Write each line out exactly, leaving none out.

**Data entries:**
########

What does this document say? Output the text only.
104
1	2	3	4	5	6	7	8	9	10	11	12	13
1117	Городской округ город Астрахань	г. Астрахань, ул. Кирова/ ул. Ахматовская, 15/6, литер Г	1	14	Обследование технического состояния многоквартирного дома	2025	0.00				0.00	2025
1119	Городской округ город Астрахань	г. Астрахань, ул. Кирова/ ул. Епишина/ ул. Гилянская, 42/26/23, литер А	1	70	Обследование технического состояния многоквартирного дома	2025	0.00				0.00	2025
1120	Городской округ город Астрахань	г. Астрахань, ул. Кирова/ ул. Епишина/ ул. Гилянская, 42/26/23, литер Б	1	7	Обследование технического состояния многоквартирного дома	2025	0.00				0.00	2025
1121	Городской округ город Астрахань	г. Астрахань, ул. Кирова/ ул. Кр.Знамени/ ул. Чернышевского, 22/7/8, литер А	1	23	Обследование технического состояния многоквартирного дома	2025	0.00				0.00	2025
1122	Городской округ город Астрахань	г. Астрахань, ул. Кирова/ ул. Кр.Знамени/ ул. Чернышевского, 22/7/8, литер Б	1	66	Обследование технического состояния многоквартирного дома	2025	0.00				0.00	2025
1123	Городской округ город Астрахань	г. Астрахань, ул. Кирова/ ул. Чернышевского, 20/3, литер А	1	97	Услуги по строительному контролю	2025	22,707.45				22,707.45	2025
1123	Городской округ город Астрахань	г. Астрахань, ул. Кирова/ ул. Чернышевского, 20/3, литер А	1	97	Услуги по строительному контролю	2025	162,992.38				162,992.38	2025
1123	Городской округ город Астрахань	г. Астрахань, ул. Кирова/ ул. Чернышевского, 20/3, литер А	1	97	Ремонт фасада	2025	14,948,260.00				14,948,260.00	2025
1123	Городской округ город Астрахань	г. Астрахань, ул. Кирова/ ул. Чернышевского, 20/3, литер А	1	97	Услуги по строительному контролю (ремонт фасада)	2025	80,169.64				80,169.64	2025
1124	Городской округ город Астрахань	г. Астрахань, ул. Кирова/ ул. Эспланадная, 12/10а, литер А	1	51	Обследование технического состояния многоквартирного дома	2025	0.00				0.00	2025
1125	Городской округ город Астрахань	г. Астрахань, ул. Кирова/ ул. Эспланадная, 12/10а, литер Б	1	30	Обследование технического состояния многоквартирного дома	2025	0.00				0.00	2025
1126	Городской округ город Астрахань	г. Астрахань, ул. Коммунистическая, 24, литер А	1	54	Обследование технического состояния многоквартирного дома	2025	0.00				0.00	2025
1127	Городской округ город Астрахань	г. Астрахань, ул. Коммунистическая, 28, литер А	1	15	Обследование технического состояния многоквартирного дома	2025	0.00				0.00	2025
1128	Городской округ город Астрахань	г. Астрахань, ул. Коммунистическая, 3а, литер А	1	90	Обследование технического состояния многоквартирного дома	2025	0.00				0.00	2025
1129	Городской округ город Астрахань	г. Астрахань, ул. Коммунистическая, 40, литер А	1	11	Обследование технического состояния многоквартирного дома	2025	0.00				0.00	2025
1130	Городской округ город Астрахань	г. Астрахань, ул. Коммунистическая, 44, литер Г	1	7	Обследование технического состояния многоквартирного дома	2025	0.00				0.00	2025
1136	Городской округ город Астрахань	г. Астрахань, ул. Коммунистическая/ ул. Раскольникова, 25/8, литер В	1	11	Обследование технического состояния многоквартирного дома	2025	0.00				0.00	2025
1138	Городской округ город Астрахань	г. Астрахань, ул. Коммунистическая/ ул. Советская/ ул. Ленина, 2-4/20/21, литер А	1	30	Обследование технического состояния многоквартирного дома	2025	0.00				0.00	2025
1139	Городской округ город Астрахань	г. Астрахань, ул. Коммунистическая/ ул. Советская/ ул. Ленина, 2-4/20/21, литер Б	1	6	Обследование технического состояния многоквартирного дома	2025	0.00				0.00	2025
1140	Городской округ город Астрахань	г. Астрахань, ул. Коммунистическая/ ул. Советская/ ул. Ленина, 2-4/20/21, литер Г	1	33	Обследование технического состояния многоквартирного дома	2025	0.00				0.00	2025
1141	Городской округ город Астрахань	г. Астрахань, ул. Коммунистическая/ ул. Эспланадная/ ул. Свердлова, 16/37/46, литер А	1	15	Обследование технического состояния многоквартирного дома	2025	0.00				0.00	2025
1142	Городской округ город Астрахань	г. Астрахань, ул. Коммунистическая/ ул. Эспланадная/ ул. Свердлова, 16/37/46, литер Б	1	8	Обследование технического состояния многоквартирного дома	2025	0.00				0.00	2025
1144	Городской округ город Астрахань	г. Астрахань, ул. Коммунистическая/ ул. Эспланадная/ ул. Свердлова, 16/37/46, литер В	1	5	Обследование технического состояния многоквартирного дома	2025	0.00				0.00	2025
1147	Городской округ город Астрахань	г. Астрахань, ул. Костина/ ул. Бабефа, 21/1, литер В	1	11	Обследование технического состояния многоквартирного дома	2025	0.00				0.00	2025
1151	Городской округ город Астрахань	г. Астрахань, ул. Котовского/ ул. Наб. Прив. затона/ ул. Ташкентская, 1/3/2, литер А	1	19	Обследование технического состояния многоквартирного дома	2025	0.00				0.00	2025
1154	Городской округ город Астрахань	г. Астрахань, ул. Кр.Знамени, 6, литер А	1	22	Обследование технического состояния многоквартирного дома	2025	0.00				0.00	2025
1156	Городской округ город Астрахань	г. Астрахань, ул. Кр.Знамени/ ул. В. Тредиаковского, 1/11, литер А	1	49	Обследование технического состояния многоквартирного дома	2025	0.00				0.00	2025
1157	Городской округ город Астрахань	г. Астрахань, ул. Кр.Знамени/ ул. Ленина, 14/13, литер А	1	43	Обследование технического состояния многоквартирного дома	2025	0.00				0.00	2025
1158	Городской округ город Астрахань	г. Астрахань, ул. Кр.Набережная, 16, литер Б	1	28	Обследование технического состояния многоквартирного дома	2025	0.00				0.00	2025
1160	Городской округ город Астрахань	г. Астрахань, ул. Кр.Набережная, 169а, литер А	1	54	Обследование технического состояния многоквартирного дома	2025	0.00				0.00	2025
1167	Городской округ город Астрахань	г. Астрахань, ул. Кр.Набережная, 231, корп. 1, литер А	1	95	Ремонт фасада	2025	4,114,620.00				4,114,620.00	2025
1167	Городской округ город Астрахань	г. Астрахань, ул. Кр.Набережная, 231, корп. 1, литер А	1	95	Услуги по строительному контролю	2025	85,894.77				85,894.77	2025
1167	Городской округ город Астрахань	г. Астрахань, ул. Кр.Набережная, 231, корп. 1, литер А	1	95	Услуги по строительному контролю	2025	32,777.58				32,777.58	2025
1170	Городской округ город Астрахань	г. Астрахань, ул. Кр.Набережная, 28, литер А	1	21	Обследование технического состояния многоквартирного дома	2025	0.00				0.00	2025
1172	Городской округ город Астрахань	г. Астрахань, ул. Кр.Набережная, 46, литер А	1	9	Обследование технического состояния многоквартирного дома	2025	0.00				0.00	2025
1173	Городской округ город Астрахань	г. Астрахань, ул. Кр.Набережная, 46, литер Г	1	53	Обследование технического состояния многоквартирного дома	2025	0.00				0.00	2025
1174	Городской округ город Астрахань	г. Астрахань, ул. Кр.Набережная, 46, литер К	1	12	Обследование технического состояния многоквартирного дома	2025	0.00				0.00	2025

########

**Complete output:**
What does this document say? Output the text only.
104
1	2	3	4	5	6	7	8	9	10	11	12	13
1117	Городской округ город Астрахань	г. Астрахань, ул. Кирова/ ул. Ахматовская, 15/6, литер Г	1	14	Обследование технического состояния многоквартирного дома	2025	0.00				0.00	2025
1119	Городской округ город Астрахань	г. Астрахань, ул. Кирова/ ул. Епишина/ ул. Гилянская, 42/26/23, литер А	1	70	Обследование технического состояния многоквартирного дома	2025	0.00				0.00	2025
1120	Городской округ город Астрахань	г. Астрахань, ул. Кирова/ ул. Епишина/ ул. Гилянская, 42/26/23, литер Б	1	7	Обследование технического состояния многоквартирного дома	2025	0.00				0.00	2025
1121	Городской округ город Астрахань	г. Астрахань, ул. Кирова/ ул. Кр.Знамени/ ул. Чернышевского, 22/7/8, литер А	1	23	Обследование технического состояния многоквартирного дома	2025	0.00				0.00	2025
1122	Городской округ город Астрахань	г. Астрахань, ул. Кирова/ ул. Кр.Знамени/ ул. Чернышевского, 22/7/8, литер Б	1	66	Обследование технического состояния многоквартирного дома	2025	0.00				0.00	2025
1123	Городской округ город Астрахань	г. Астрахань, ул. Кирова/ ул. Чернышевского, 20/3, литер А	1	97	Услуги по строительному контролю	2025	22,707.45				22,707.45	2025
1123	Городской округ город Астрахань	г. Астрахань, ул. Кирова/ ул. Чернышевского, 20/3, литер А	1	97	Услуги по строительному контролю	2025	162,992.38				162,992.38	2025
1123	Городской округ город Астрахань	г. Астрахань, ул. Кирова/ ул. Чернышевского, 20/3, литер А	1	97	Ремонт фасада	2025	14,948,260.00				14,948,260.00	2025
1123	Городской округ город Астрахань	г. Астрахань, ул. Кирова/ ул. Чернышевского, 20/3, литер А	1	97	Услуги по строительному контролю (ремонт фасада)	2025	80,169.64				80,169.64	2025
1124	Городской округ город Астрахань	г. Астрахань, ул. Кирова/ ул. Эспланадная, 12/10а, литер А	1	51	Обследование технического состояния многоквартирного дома	2025	0.00				0.00	2025
1125	Городской округ город Астрахань	г. Астрахань, ул. Кирова/ ул. Эспланадная, 12/10а, литер Б	1	30	Обследование технического состояния многоквартирного дома	2025	0.00				0.00	2025
1126	Городской округ город Астрахань	г. Астрахань, ул. Коммунистическая, 24, литер А	1	54	Обследование технического состояния многоквартирного дома	2025	0.00				0.00	2025
1127	Городской округ город Астрахань	г. Астрахань, ул. Коммунистическая, 28, литер А	1	15	Обследование технического состояния многоквартирного дома	2025	0.00				0.00	2025
1128	Городской округ город Астрахань	г. Астрахань, ул. Коммунистическая, 3а, литер А	1	90	Обследование технического состояния многоквартирного дома	2025	0.00				0.00	2025
1129	Городской округ город Астрахань	г. Астрахань, ул. Коммунистическая, 40, литер А	1	11	Обследование технического состояния многоквартирного дома	2025	0.00				0.00	2025
1130	Городской округ город Астрахань	г. Астрахань, ул. Коммунистическая, 44, литер Г	1	7	Обследование технического состояния многоквартирного дома	2025	0.00				0.00	2025
1136	Городской округ город Астрахань	г. Астрахань, ул. Коммунистическая/ ул. Раскольникова, 25/8, литер В	1	11	Обследование технического состояния многоквартирного дома	2025	0.00				0.00	2025
1138	Городской округ город Астрахань	г. Астрахань, ул. Коммунистическая/ ул. Советская/ ул. Ленина, 2-4/20/21, литер А	1	30	Обследование технического состояния многоквартирного дома	2025	0.00				0.00	2025
1139	Городской округ город Астрахань	г. Астрахань, ул. Коммунистическая/ ул. Советская/ ул. Ленина, 2-4/20/21, литер Б	1	6	Обследование технического состояния многоквартирного дома	2025	0.00				0.00	2025
1140	Городской округ город Астрахань	г. Астрахань, ул. Коммунистическая/ ул. Советская/ ул. Ленина, 2-4/20/21, литер Г	1	33	Обследование технического состояния многоквартирного дома	2025	0.00				0.00	2025
1141	Городской округ город Астрахань	г. Астрахань, ул. Коммунистическая/ ул. Эспланадная/ ул. Свердлова, 16/37/46, литер А	1	15	Обследование технического состояния многоквартирного дома	2025	0.00				0.00	2025
1142	Городской округ город Астрахань	г. Астрахань, ул. Коммунистическая/ ул. Эспланадная/ ул. Свердлова, 16/37/46, литер Б	1	8	Обследование технического состояния многоквартирного дома	2025	0.00				0.00	2025
1144	Городской округ город Астрахань	г. Астрахань, ул. Коммунистическая/ ул. Эспланадная/ ул. Свердлова, 16/37/46, литер В	1	5	Обследование технического состояния многоквартирного дома	2025	0.00				0.00	2025
1147	Городской округ город Астрахань	г. Астрахань, ул. Костина/ ул. Бабефа, 21/1, литер В	1	11	Обследование технического состояния многоквартирного дома	2025	0.00				0.00	2025
1151	Городской округ город Астрахань	г. Астрахань, ул. Котовского/ ул. Наб. Прив. затона/ ул. Ташкентская, 1/3/2, литер А	1	19	Обследование технического состояния многоквартирного дома	2025	0.00				0.00	2025
1154	Городской округ город Астрахань	г. Астрахань, ул. Кр.Знамени, 6, литер А	1	22	Обследование технического состояния многоквартирного дома	2025	0.00				0.00	2025
1156	Городской округ город Астрахань	г. Астрахань, ул. Кр.Знамени/ ул. В. Тредиаковского, 1/11, литер А	1	49	Обследование технического состояния многоквартирного дома	2025	0.00				0.00	2025
1157	Городской округ город Астрахань	г. Астрахань, ул. Кр.Знамени/ ул. Ленина, 14/13, литер А	1	43	Обследование технического состояния многоквартирного дома	2025	0.00				0.00	2025
1158	Городской округ город Астрахань	г. Астрахань, ул. Кр.Набережная, 16, литер Б	1	28	Обследование технического состояния многоквартирного дома	2025	0.00				0.00	2025
1160	Городской округ город Астрахань	г. Астрахань, ул. Кр.Набережная, 169а, литер А	1	54	Обследование технического состояния многоквартирного дома	2025	0.00				0.00	2025
1167	Городской округ город Астрахань	г. Астрахань, ул. Кр.Набережная, 231, корп. 1, литер А	1	95	Ремонт фасада	2025	4,114,620.00				4,114,620.00	2025
1167	Городской округ город Астрахань	г. Астрахань, ул. Кр.Набережная, 231, корп. 1, литер А	1	95	Услуги по строительному контролю	2025	85,894.77				85,894.77	2025
1167	Городской округ город Астрахань	г. Астрахань, ул. Кр.Набережная, 231, корп. 1, литер А	1	95	Услуги по строительному контролю	2025	32,777.58				32,777.58	2025
1170	Городской округ город Астрахань	г. Астрахань, ул. Кр.Набережная, 28, литер А	1	21	Обследование технического состояния многоквартирного дома	2025	0.00				0.00	2025
1172	Городской округ город Астрахань	г. Астрахань, ул. Кр.Набережная, 46, литер А	1	9	Обследование технического состояния многоквартирного дома	2025	0.00				0.00	2025
1173	Городской округ город Астрахань	г. Астрахань, ул. Кр.Набережная, 46, литер Г	1	53	Обследование технического состояния многоквартирного дома	2025	0.00				0.00	2025
1174	Городской округ город Астрахань	г. Астрахань, ул. Кр.Набережная, 46, литер К	1	12	Обследование технического состояния многоквартирного дома	2025	0.00				0.00	2025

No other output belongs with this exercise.